GOAL OF THE EXERCISE: Reproduce the material exactly, omitting nothing.

ROWS:
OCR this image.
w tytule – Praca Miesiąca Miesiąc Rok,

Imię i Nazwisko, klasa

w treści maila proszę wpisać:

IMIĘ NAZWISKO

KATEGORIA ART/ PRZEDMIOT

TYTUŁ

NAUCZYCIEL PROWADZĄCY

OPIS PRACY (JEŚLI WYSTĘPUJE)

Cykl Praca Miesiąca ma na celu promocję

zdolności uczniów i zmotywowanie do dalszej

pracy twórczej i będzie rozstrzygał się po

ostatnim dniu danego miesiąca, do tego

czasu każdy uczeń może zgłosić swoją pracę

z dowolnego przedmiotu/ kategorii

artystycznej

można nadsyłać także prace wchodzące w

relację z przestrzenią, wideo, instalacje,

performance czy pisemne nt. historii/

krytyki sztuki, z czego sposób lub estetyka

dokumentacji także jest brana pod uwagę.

TASK OUTPUT:
OCR this image.
w tytule – Praca Miesiąca Miesiąc Rok,

Imię i Nazwisko, klasa

w treści maila proszę wpisać:

IMIĘ NAZWISKO

KATEGORIA ART/ PRZEDMIOT

TYTUŁ

NAUCZYCIEL PROWADZĄCY

OPIS PRACY (JEŚLI WYSTĘPUJE)

Cykl Praca Miesiąca ma na celu promocję

zdolności uczniów i zmotywowanie do dalszej

pracy twórczej i będzie rozstrzygał się po

ostatnim dniu danego miesiąca, do tego

czasu każdy uczeń może zgłosić swoją pracę

z dowolnego przedmiotu/ kategorii

artystycznej

można nadsyłać także prace wchodzące w

relację z przestrzenią, wideo, instalacje,

performance czy pisemne nt. historii/

krytyki sztuki, z czego sposób lub estetyka

dokumentacji także jest brana pod uwagę.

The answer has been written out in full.